[Task goal]
Will you write out the data exactly, excluding every picture?

[Items]

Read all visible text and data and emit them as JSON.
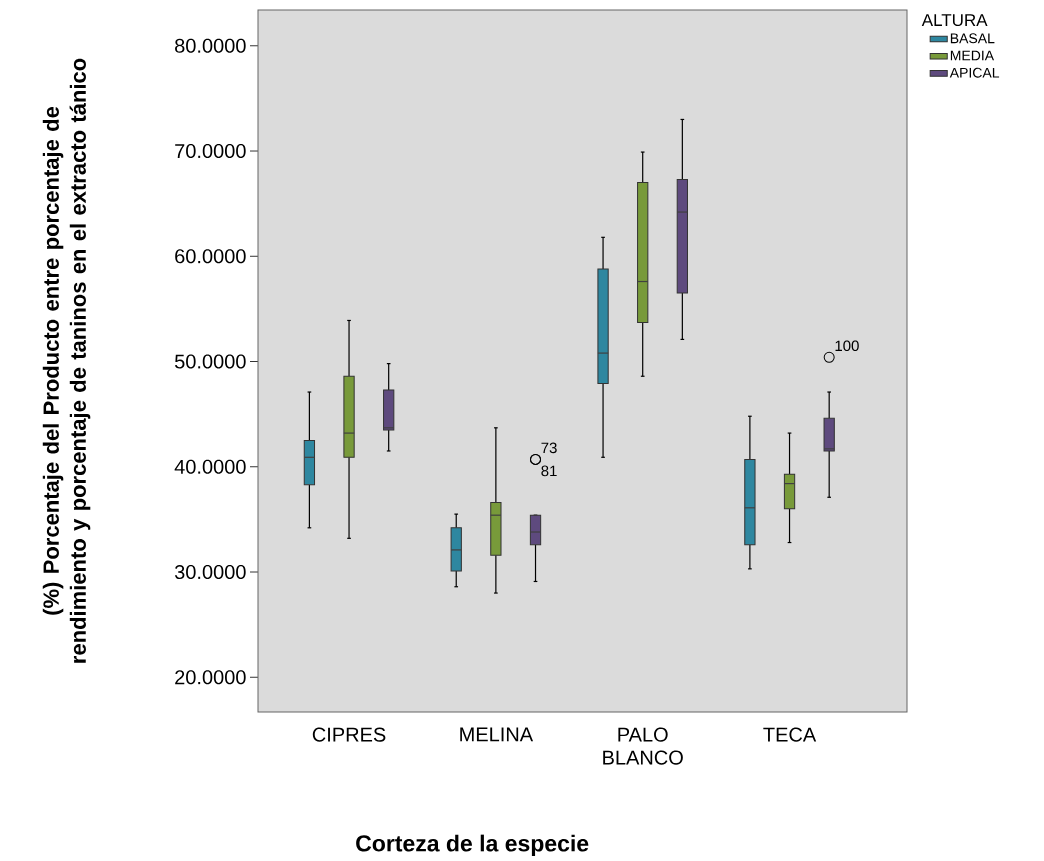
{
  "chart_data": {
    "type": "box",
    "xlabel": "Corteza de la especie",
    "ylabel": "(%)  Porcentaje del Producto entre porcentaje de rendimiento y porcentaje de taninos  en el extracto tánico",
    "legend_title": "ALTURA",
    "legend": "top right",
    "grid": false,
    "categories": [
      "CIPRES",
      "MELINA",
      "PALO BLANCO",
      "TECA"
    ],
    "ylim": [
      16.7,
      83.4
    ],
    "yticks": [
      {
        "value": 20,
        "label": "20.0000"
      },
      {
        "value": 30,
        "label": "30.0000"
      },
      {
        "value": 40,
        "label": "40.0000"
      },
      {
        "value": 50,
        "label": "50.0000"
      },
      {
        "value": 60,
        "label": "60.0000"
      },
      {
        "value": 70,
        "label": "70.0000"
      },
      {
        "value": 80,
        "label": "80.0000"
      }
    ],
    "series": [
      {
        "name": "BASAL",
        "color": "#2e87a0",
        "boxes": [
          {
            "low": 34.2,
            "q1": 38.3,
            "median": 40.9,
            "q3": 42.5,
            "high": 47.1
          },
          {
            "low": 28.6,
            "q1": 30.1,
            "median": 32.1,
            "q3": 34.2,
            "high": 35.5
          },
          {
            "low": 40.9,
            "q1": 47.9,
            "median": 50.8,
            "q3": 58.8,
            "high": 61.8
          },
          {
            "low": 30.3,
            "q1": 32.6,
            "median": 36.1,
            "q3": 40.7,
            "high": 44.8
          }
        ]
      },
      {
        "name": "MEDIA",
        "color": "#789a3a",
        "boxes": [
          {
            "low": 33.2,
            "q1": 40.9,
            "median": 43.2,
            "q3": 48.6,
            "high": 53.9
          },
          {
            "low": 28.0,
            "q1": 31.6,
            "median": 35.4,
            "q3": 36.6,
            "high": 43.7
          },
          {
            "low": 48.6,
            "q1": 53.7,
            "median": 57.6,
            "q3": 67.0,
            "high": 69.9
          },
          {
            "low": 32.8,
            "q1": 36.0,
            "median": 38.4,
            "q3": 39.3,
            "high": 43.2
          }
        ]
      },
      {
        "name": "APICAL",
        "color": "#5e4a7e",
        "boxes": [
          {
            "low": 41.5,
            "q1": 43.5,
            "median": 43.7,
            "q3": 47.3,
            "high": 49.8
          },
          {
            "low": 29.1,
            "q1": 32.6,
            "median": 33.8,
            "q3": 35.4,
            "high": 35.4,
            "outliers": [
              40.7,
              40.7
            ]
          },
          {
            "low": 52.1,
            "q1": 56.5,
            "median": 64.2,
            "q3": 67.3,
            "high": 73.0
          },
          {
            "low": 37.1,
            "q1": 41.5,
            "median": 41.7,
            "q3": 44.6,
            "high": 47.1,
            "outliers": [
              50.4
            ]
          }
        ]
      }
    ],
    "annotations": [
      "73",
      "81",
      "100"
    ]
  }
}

[Output of the task]
Read all visible text and data and emit them as JSON.
{
  "chart_data": {
    "type": "box",
    "xlabel": "Corteza de la especie",
    "ylabel": "(%)  Porcentaje del Producto entre porcentaje de rendimiento y porcentaje de taninos  en el extracto tánico",
    "legend_title": "ALTURA",
    "legend": "top right",
    "grid": false,
    "categories": [
      "CIPRES",
      "MELINA",
      "PALO BLANCO",
      "TECA"
    ],
    "ylim": [
      16.7,
      83.4
    ],
    "yticks": [
      {
        "value": 20,
        "label": "20.0000"
      },
      {
        "value": 30,
        "label": "30.0000"
      },
      {
        "value": 40,
        "label": "40.0000"
      },
      {
        "value": 50,
        "label": "50.0000"
      },
      {
        "value": 60,
        "label": "60.0000"
      },
      {
        "value": 70,
        "label": "70.0000"
      },
      {
        "value": 80,
        "label": "80.0000"
      }
    ],
    "series": [
      {
        "name": "BASAL",
        "color": "#2e87a0",
        "boxes": [
          {
            "low": 34.2,
            "q1": 38.3,
            "median": 40.9,
            "q3": 42.5,
            "high": 47.1
          },
          {
            "low": 28.6,
            "q1": 30.1,
            "median": 32.1,
            "q3": 34.2,
            "high": 35.5
          },
          {
            "low": 40.9,
            "q1": 47.9,
            "median": 50.8,
            "q3": 58.8,
            "high": 61.8
          },
          {
            "low": 30.3,
            "q1": 32.6,
            "median": 36.1,
            "q3": 40.7,
            "high": 44.8
          }
        ]
      },
      {
        "name": "MEDIA",
        "color": "#789a3a",
        "boxes": [
          {
            "low": 33.2,
            "q1": 40.9,
            "median": 43.2,
            "q3": 48.6,
            "high": 53.9
          },
          {
            "low": 28.0,
            "q1": 31.6,
            "median": 35.4,
            "q3": 36.6,
            "high": 43.7
          },
          {
            "low": 48.6,
            "q1": 53.7,
            "median": 57.6,
            "q3": 67.0,
            "high": 69.9
          },
          {
            "low": 32.8,
            "q1": 36.0,
            "median": 38.4,
            "q3": 39.3,
            "high": 43.2
          }
        ]
      },
      {
        "name": "APICAL",
        "color": "#5e4a7e",
        "boxes": [
          {
            "low": 41.5,
            "q1": 43.5,
            "median": 43.7,
            "q3": 47.3,
            "high": 49.8
          },
          {
            "low": 29.1,
            "q1": 32.6,
            "median": 33.8,
            "q3": 35.4,
            "high": 35.4,
            "outliers": [
              40.7,
              40.7
            ]
          },
          {
            "low": 52.1,
            "q1": 56.5,
            "median": 64.2,
            "q3": 67.3,
            "high": 73.0
          },
          {
            "low": 37.1,
            "q1": 41.5,
            "median": 41.7,
            "q3": 44.6,
            "high": 47.1,
            "outliers": [
              50.4
            ]
          }
        ]
      }
    ],
    "annotations": [
      "73",
      "81",
      "100"
    ]
  }
}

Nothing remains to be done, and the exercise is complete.